• Instructions to follow:
Sort through the data and copy the lines holding the word "ylabel".
-- Start of Stored rows --
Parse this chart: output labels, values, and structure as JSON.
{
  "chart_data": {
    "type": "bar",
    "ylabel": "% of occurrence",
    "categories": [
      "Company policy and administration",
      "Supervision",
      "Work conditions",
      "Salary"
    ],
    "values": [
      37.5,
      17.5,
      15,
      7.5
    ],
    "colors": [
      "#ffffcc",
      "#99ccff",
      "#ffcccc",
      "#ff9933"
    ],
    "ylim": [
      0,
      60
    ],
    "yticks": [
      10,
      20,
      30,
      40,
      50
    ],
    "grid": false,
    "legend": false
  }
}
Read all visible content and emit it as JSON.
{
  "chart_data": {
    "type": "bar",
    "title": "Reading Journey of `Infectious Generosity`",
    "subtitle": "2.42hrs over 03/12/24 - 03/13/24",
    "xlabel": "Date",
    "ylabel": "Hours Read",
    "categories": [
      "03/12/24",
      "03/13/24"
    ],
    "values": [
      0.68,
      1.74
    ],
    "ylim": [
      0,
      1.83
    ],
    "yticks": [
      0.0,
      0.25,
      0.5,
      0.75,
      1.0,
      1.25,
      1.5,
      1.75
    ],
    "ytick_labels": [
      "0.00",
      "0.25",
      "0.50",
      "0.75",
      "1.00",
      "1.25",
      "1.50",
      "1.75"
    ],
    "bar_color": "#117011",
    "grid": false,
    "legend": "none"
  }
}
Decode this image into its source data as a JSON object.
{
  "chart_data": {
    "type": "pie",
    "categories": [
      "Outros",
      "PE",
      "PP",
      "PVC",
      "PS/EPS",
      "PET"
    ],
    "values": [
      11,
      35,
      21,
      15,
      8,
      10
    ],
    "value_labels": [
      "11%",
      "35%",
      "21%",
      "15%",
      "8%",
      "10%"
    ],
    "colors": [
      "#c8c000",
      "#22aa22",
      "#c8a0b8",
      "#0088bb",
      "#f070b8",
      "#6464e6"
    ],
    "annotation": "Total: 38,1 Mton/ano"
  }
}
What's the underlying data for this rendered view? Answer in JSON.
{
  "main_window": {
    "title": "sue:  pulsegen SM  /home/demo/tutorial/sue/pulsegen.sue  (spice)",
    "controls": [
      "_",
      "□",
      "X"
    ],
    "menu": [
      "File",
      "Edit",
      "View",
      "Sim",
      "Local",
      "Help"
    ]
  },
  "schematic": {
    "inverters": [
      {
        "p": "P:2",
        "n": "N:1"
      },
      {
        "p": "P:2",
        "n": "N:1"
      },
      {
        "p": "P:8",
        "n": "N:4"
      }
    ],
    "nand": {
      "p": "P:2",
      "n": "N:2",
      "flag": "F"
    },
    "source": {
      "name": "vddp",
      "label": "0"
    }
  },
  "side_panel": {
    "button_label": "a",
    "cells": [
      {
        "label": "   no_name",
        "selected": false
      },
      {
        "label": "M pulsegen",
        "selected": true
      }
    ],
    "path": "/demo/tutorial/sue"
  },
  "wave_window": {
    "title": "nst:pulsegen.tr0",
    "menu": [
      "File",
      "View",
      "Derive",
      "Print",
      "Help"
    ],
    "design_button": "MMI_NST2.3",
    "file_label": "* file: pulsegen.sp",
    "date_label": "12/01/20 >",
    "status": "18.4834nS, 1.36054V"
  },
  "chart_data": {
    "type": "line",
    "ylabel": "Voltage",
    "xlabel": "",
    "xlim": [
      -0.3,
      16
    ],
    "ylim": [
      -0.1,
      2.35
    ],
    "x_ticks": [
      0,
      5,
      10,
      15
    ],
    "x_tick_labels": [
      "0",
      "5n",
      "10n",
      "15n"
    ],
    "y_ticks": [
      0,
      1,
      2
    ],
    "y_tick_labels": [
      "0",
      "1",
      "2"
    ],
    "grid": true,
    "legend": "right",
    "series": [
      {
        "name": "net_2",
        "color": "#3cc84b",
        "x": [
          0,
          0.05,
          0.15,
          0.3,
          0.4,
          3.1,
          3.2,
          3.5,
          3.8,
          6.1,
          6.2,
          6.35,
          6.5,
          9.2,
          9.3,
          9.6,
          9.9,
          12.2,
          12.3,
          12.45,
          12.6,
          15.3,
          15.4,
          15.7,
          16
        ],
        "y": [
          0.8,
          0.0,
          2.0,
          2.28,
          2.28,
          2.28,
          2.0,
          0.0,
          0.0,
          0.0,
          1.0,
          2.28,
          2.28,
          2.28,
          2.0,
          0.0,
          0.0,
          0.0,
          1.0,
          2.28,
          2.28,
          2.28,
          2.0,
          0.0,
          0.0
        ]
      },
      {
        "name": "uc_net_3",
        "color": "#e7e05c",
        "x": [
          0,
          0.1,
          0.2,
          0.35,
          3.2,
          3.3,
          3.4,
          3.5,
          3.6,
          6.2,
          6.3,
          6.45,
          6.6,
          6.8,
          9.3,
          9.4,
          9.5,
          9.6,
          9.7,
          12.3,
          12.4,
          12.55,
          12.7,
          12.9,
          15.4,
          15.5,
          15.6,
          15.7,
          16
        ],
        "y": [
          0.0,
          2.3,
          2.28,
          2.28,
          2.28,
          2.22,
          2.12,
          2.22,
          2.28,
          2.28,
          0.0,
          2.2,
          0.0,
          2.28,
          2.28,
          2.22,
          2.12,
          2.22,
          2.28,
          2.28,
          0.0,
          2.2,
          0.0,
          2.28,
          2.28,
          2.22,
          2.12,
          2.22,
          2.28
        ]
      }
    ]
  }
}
-- End of Stored rows --
• The reply:
    "ylabel": "% of occurrence",
    "ylabel": "Hours Read",
    "ylabel": "Voltage",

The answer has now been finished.